* **PROBLEM REQUIREMENTS**: Below is a listing to transcribe in full and exactly; keep the pictures out.

★ ★ ★ ★

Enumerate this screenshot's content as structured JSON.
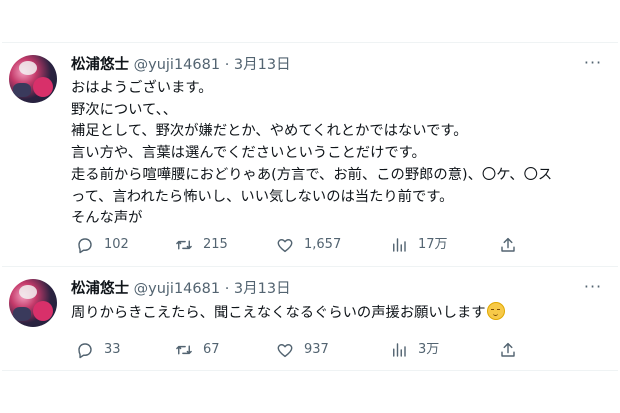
{
  "tweets": [
    {
      "author": {
        "name": "松浦悠士",
        "handle": "@yuji14681",
        "separator": "·",
        "date": "3月13日"
      },
      "more_label": "···",
      "lines": [
        "おはようございます。",
        "野次について、、",
        "補足として、野次が嫌だとか、やめてくれとかではないです。",
        "言い方や、言葉は選んでくださいということだけです。",
        "走る前から喧嘩腰におどりゃあ(方言で、お前、この野郎の意)、〇ケ、〇ス",
        "って、言われたら怖いし、いい気しないのは当たり前です。",
        "そんな声が"
      ],
      "actions": {
        "replies": "102",
        "retweets": "215",
        "likes": "1,657",
        "views": "17万"
      }
    },
    {
      "author": {
        "name": "松浦悠士",
        "handle": "@yuji14681",
        "separator": "·",
        "date": "3月13日"
      },
      "more_label": "···",
      "lines": [
        "周りからきこえたら、聞こえなくなるぐらいの声援お願いします"
      ],
      "emoji": "relieved-face-emoji",
      "actions": {
        "replies": "33",
        "retweets": "67",
        "likes": "937",
        "views": "3万"
      }
    }
  ],
  "icons": {
    "reply": "reply-icon",
    "retweet": "retweet-icon",
    "like": "heart-icon",
    "views": "views-icon",
    "share": "share-icon",
    "more": "more-icon"
  },
  "colors": {
    "text": "#0f1419",
    "secondary": "#536471",
    "divider": "#eff3f4"
  }
}
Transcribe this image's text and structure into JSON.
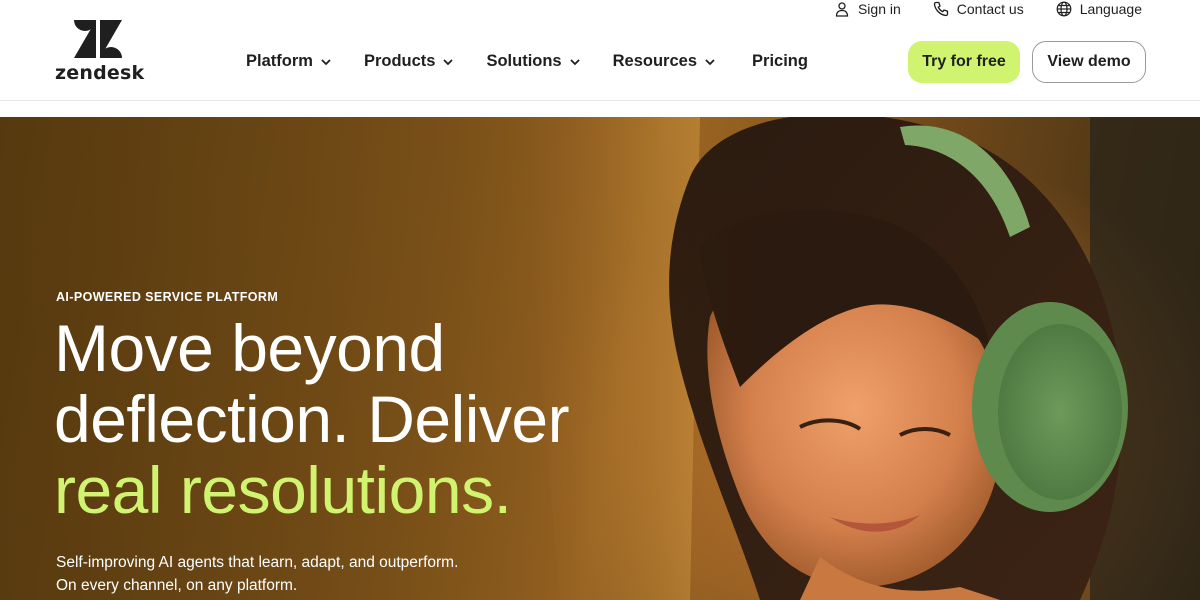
{
  "brand": {
    "name": "zendesk"
  },
  "utility": {
    "sign_in": "Sign in",
    "contact_us": "Contact us",
    "language": "Language"
  },
  "nav": {
    "items": [
      {
        "label": "Platform",
        "has_dropdown": true
      },
      {
        "label": "Products",
        "has_dropdown": true
      },
      {
        "label": "Solutions",
        "has_dropdown": true
      },
      {
        "label": "Resources",
        "has_dropdown": true
      },
      {
        "label": "Pricing",
        "has_dropdown": false
      }
    ]
  },
  "cta": {
    "try_label": "Try for free",
    "demo_label": "View demo"
  },
  "hero": {
    "eyebrow": "AI-POWERED SERVICE PLATFORM",
    "headline_line1": "Move beyond",
    "headline_line2": "deflection. Deliver",
    "headline_accent": "real resolutions.",
    "sub_line1": "Self-improving AI agents that learn, adapt, and outperform.",
    "sub_line2": "On every channel, on any platform."
  },
  "colors": {
    "accent": "#d1f470",
    "text": "#1f1f1f",
    "hero_text": "#ffffff"
  },
  "icons": {
    "sign_in": "user-icon",
    "contact_us": "phone-icon",
    "language": "globe-icon",
    "nav_dropdown": "chevron-down-icon"
  }
}
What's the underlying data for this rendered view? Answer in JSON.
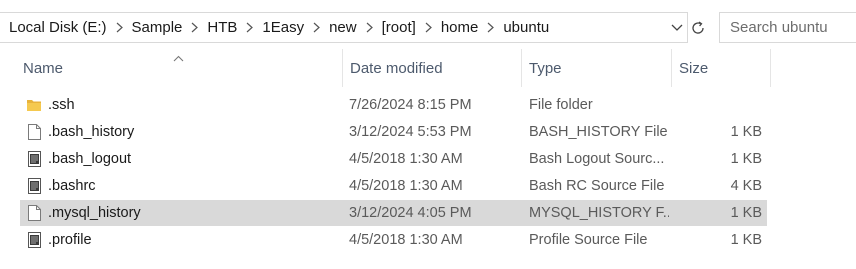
{
  "address_bar": {
    "crumbs": [
      "Local Disk (E:)",
      "Sample",
      "HTB",
      "1Easy",
      "new",
      "[root]",
      "home",
      "ubuntu"
    ]
  },
  "search": {
    "placeholder": "Search ubuntu"
  },
  "columns": {
    "name": "Name",
    "date": "Date modified",
    "type": "Type",
    "size": "Size"
  },
  "files": [
    {
      "icon": "folder-icon",
      "name": ".ssh",
      "date": "7/26/2024 8:15 PM",
      "type": "File folder",
      "size": ""
    },
    {
      "icon": "blank-file-icon",
      "name": ".bash_history",
      "date": "3/12/2024 5:53 PM",
      "type": "BASH_HISTORY File",
      "size": "1 KB"
    },
    {
      "icon": "text-file-icon",
      "name": ".bash_logout",
      "date": "4/5/2018 1:30 AM",
      "type": "Bash Logout Sourc...",
      "size": "1 KB"
    },
    {
      "icon": "text-file-icon",
      "name": ".bashrc",
      "date": "4/5/2018 1:30 AM",
      "type": "Bash RC Source File",
      "size": "4 KB"
    },
    {
      "icon": "blank-file-icon",
      "name": ".mysql_history",
      "date": "3/12/2024 4:05 PM",
      "type": "MYSQL_HISTORY F...",
      "size": "1 KB",
      "selected": true
    },
    {
      "icon": "text-file-icon",
      "name": ".profile",
      "date": "4/5/2018 1:30 AM",
      "type": "Profile Source File",
      "size": "1 KB"
    }
  ]
}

★ ★ ★ ★

* **IN RESPONSE**:
Enumerate this screenshot's content as structured JSON.
{
  "tweets": [
    {
      "author": {
        "name": "松浦悠士",
        "handle": "@yuji14681",
        "separator": "·",
        "date": "3月13日"
      },
      "more_label": "···",
      "lines": [
        "おはようございます。",
        "野次について、、",
        "補足として、野次が嫌だとか、やめてくれとかではないです。",
        "言い方や、言葉は選んでくださいということだけです。",
        "走る前から喧嘩腰におどりゃあ(方言で、お前、この野郎の意)、〇ケ、〇ス",
        "って、言われたら怖いし、いい気しないのは当たり前です。",
        "そんな声が"
      ],
      "actions": {
        "replies": "102",
        "retweets": "215",
        "likes": "1,657",
        "views": "17万"
      }
    },
    {
      "author": {
        "name": "松浦悠士",
        "handle": "@yuji14681",
        "separator": "·",
        "date": "3月13日"
      },
      "more_label": "···",
      "lines": [
        "周りからきこえたら、聞こえなくなるぐらいの声援お願いします"
      ],
      "emoji": "relieved-face-emoji",
      "actions": {
        "replies": "33",
        "retweets": "67",
        "likes": "937",
        "views": "3万"
      }
    }
  ],
  "icons": {
    "reply": "reply-icon",
    "retweet": "retweet-icon",
    "like": "heart-icon",
    "views": "views-icon",
    "share": "share-icon",
    "more": "more-icon"
  },
  "colors": {
    "text": "#0f1419",
    "secondary": "#536471",
    "divider": "#eff3f4"
  }
}
Transcribe this image's text and structure into JSON.
{
  "brand": {
    "name": "zendesk"
  },
  "utility": {
    "sign_in": "Sign in",
    "contact_us": "Contact us",
    "language": "Language"
  },
  "nav": {
    "items": [
      {
        "label": "Platform",
        "has_dropdown": true
      },
      {
        "label": "Products",
        "has_dropdown": true
      },
      {
        "label": "Solutions",
        "has_dropdown": true
      },
      {
        "label": "Resources",
        "has_dropdown": true
      },
      {
        "label": "Pricing",
        "has_dropdown": false
      }
    ]
  },
  "cta": {
    "try_label": "Try for free",
    "demo_label": "View demo"
  },
  "hero": {
    "eyebrow": "AI-POWERED SERVICE PLATFORM",
    "headline_line1": "Move beyond",
    "headline_line2": "deflection. Deliver",
    "headline_accent": "real resolutions.",
    "sub_line1": "Self-improving AI agents that learn, adapt, and outperform.",
    "sub_line2": "On every channel, on any platform."
  },
  "colors": {
    "accent": "#d1f470",
    "text": "#1f1f1f",
    "hero_text": "#ffffff"
  },
  "icons": {
    "sign_in": "user-icon",
    "contact_us": "phone-icon",
    "language": "globe-icon",
    "nav_dropdown": "chevron-down-icon"
  }
}
What's the underlying data for this rendered view? Answer in JSON.
{
  "address_bar": {
    "crumbs": [
      "Local Disk (E:)",
      "Sample",
      "HTB",
      "1Easy",
      "new",
      "[root]",
      "home",
      "ubuntu"
    ]
  },
  "search": {
    "placeholder": "Search ubuntu"
  },
  "columns": {
    "name": "Name",
    "date": "Date modified",
    "type": "Type",
    "size": "Size"
  },
  "files": [
    {
      "icon": "folder-icon",
      "name": ".ssh",
      "date": "7/26/2024 8:15 PM",
      "type": "File folder",
      "size": ""
    },
    {
      "icon": "blank-file-icon",
      "name": ".bash_history",
      "date": "3/12/2024 5:53 PM",
      "type": "BASH_HISTORY File",
      "size": "1 KB"
    },
    {
      "icon": "text-file-icon",
      "name": ".bash_logout",
      "date": "4/5/2018 1:30 AM",
      "type": "Bash Logout Sourc...",
      "size": "1 KB"
    },
    {
      "icon": "text-file-icon",
      "name": ".bashrc",
      "date": "4/5/2018 1:30 AM",
      "type": "Bash RC Source File",
      "size": "4 KB"
    },
    {
      "icon": "blank-file-icon",
      "name": ".mysql_history",
      "date": "3/12/2024 4:05 PM",
      "type": "MYSQL_HISTORY F...",
      "size": "1 KB",
      "selected": true
    },
    {
      "icon": "text-file-icon",
      "name": ".profile",
      "date": "4/5/2018 1:30 AM",
      "type": "Profile Source File",
      "size": "1 KB"
    }
  ]
}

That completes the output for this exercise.